» **Short task**:
Check each line of the listing for the string "работника", then state how many lines have it. Only the number is wanted.

» **Data entries**:

_____

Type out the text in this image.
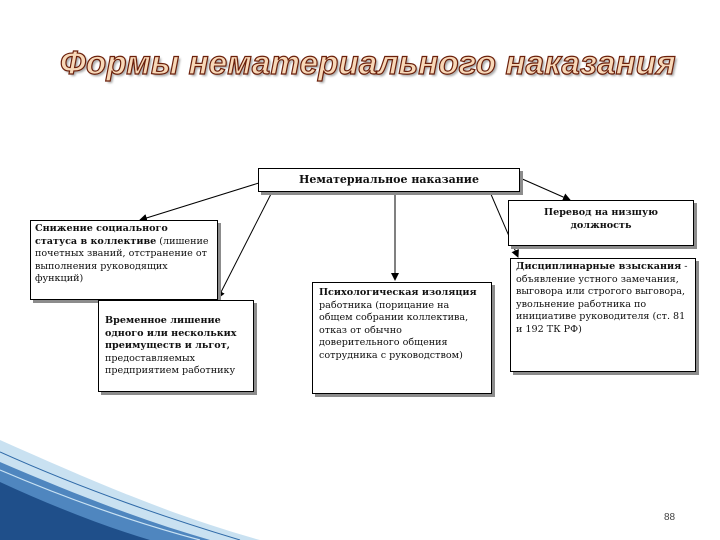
Формы нематериального наказания
Нематериальное наказание
Снижение социального статуса в коллективе (лишение почетных званий, отстранение от выполнения руководящих функций)
Перевод на низшую должность
Временное лишение одного или нескольких преимуществ и льгот, предоставляемых предприятием работнику
Психологическая изоляция работника (порицание на общем собрании коллектива, отказ от обычно доверительного общения сотрудника с руководством)
Дисциплинарные взыскания - объявление устного замечания, выговора или строгого выговора, увольнение работника по инициативе руководителя (ст. 81 и 192 ТК РФ)
88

_____

» **Reply**:
2